:: Task instructions ::
Pull out every line from the listing that has the word "toutes".

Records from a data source
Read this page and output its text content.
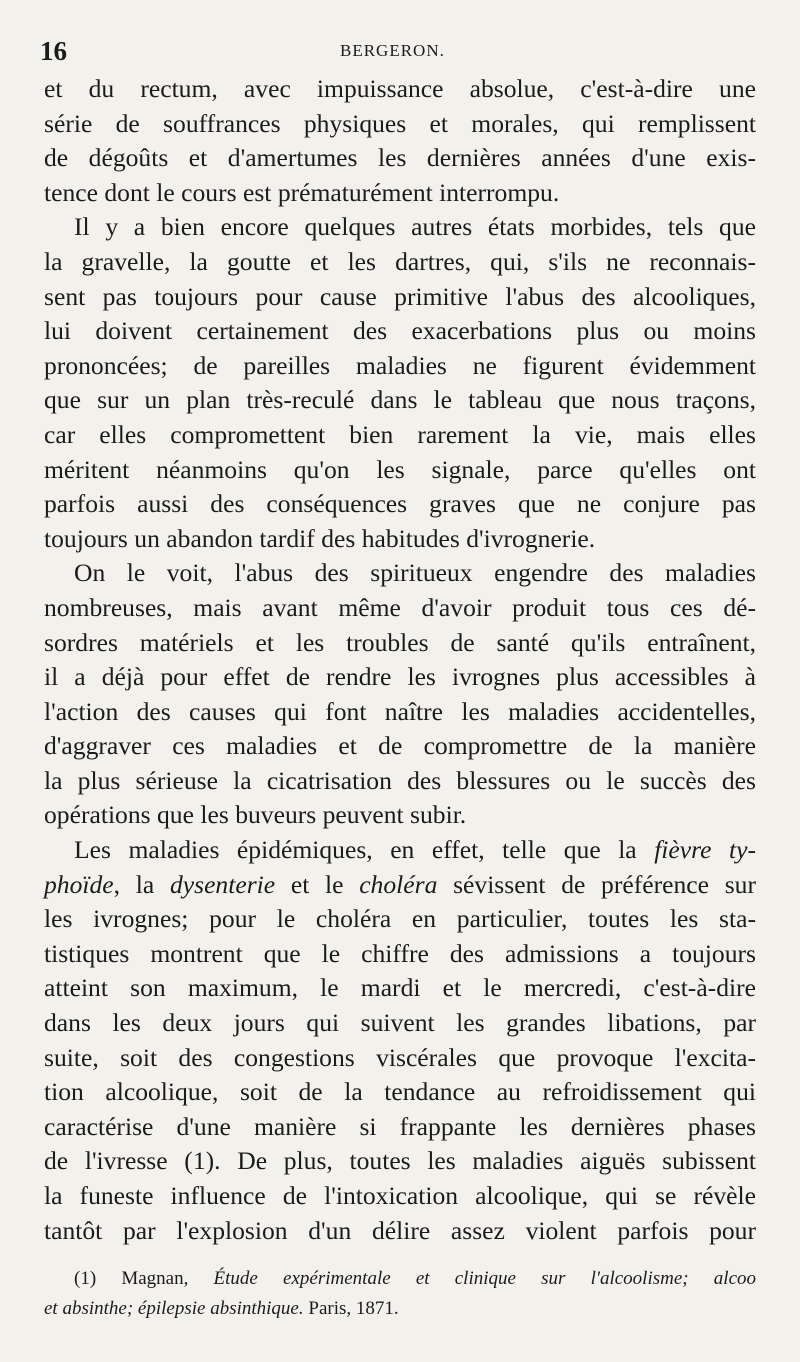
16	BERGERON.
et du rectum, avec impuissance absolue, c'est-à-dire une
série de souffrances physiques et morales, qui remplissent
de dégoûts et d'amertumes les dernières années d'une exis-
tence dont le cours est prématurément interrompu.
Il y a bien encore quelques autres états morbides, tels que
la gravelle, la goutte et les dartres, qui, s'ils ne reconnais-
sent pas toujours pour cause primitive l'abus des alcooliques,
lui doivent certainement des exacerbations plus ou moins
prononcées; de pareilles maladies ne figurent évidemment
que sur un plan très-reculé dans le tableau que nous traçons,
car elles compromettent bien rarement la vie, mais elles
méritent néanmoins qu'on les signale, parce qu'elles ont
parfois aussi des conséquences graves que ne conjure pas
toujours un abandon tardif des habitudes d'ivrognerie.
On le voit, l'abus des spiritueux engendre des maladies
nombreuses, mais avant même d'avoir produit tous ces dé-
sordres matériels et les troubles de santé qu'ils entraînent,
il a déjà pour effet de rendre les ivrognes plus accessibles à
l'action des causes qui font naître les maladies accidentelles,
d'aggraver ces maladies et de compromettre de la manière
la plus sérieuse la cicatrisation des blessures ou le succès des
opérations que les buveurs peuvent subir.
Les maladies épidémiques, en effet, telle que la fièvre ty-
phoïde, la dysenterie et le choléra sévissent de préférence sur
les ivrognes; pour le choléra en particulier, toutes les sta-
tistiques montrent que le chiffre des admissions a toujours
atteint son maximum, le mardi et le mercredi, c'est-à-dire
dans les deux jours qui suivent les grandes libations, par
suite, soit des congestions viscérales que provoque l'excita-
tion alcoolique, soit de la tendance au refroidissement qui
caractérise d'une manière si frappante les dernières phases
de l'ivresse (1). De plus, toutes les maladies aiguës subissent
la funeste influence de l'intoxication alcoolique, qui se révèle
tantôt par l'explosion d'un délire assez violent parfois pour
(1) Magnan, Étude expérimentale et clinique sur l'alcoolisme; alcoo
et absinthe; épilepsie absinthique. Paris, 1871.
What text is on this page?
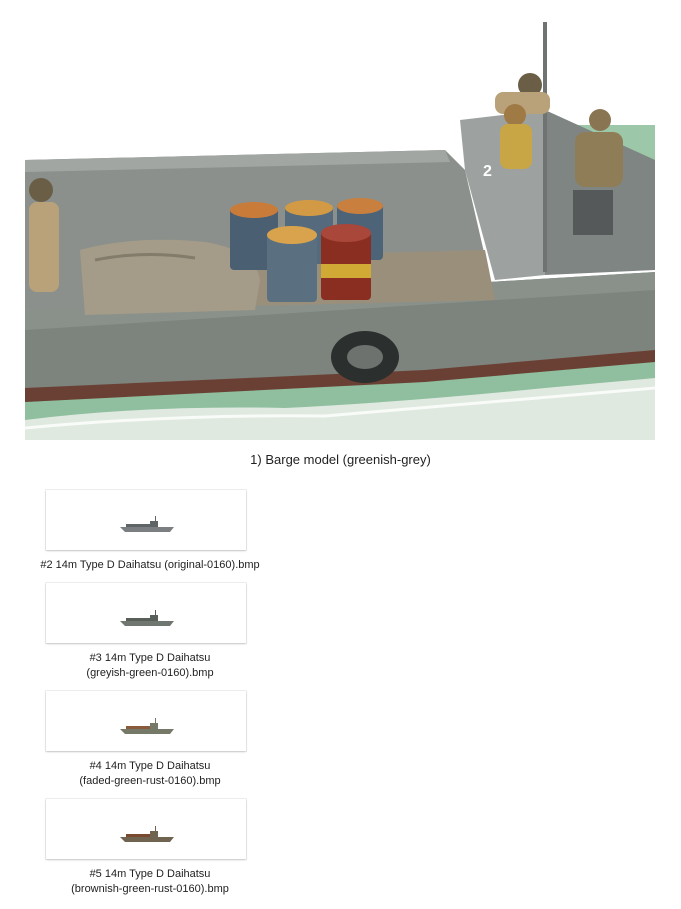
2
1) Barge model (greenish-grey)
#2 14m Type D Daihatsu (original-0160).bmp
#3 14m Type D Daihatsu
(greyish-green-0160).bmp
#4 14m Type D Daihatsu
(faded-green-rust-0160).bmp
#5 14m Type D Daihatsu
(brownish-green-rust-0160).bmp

:: Response ::
les ivrognes; pour le choléra en particulier, toutes les sta-
de l'ivresse (1). De plus, toutes les maladies aiguës subissent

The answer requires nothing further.